__THE PROBLEM__:
Copy each entry as it stands, leaving nothing out.

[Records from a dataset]
▬▬▬

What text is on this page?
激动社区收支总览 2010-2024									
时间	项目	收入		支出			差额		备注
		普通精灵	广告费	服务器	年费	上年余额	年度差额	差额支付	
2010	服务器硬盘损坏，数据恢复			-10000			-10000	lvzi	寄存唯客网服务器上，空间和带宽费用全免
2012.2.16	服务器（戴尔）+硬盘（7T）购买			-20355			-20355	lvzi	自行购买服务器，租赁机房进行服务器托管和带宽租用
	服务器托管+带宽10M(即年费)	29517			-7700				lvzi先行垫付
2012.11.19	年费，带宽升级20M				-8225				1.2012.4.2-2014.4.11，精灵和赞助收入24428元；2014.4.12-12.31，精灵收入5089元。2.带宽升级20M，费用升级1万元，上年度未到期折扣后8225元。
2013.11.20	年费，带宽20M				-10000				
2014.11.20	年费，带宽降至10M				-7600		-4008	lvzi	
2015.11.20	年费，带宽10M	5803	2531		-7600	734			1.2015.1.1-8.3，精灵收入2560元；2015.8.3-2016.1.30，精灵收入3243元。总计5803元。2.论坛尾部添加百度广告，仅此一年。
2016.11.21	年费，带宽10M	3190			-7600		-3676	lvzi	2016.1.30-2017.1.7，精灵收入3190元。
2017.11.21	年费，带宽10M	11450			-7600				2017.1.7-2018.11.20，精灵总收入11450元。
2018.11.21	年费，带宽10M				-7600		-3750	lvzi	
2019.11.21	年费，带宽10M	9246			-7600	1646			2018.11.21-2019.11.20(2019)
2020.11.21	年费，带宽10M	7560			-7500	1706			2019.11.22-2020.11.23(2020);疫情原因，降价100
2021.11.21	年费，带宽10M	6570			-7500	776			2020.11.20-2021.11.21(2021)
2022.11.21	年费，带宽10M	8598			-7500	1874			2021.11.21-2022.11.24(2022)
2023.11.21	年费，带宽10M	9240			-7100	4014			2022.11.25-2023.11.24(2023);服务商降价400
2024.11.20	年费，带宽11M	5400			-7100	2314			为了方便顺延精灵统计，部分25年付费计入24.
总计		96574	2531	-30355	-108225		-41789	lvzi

▬▬▬

__WORKED SOLUTION__:
What text is on this page?
激动社区收支总览 2010-2024									
时间	项目	收入		支出			差额		备注
		普通精灵	广告费	服务器	年费	上年余额	年度差额	差额支付	
2010	服务器硬盘损坏，数据恢复			-10000			-10000	lvzi	寄存唯客网服务器上，空间和带宽费用全免
2012.2.16	服务器（戴尔）+硬盘（7T）购买			-20355			-20355	lvzi	自行购买服务器，租赁机房进行服务器托管和带宽租用
	服务器托管+带宽10M(即年费)	29517			-7700				lvzi先行垫付
2012.11.19	年费，带宽升级20M				-8225				1.2012.4.2-2014.4.11，精灵和赞助收入24428元；2014.4.12-12.31，精灵收入5089元。2.带宽升级20M，费用升级1万元，上年度未到期折扣后8225元。
2013.11.20	年费，带宽20M				-10000				
2014.11.20	年费，带宽降至10M				-7600		-4008	lvzi	
2015.11.20	年费，带宽10M	5803	2531		-7600	734			1.2015.1.1-8.3，精灵收入2560元；2015.8.3-2016.1.30，精灵收入3243元。总计5803元。2.论坛尾部添加百度广告，仅此一年。
2016.11.21	年费，带宽10M	3190			-7600		-3676	lvzi	2016.1.30-2017.1.7，精灵收入3190元。
2017.11.21	年费，带宽10M	11450			-7600				2017.1.7-2018.11.20，精灵总收入11450元。
2018.11.21	年费，带宽10M				-7600		-3750	lvzi	
2019.11.21	年费，带宽10M	9246			-7600	1646			2018.11.21-2019.11.20(2019)
2020.11.21	年费，带宽10M	7560			-7500	1706			2019.11.22-2020.11.23(2020);疫情原因，降价100
2021.11.21	年费，带宽10M	6570			-7500	776			2020.11.20-2021.11.21(2021)
2022.11.21	年费，带宽10M	8598			-7500	1874			2021.11.21-2022.11.24(2022)
2023.11.21	年费，带宽10M	9240			-7100	4014			2022.11.25-2023.11.24(2023);服务商降价400
2024.11.20	年费，带宽11M	5400			-7100	2314			为了方便顺延精灵统计，部分25年付费计入24.
总计		96574	2531	-30355	-108225		-41789	lvzi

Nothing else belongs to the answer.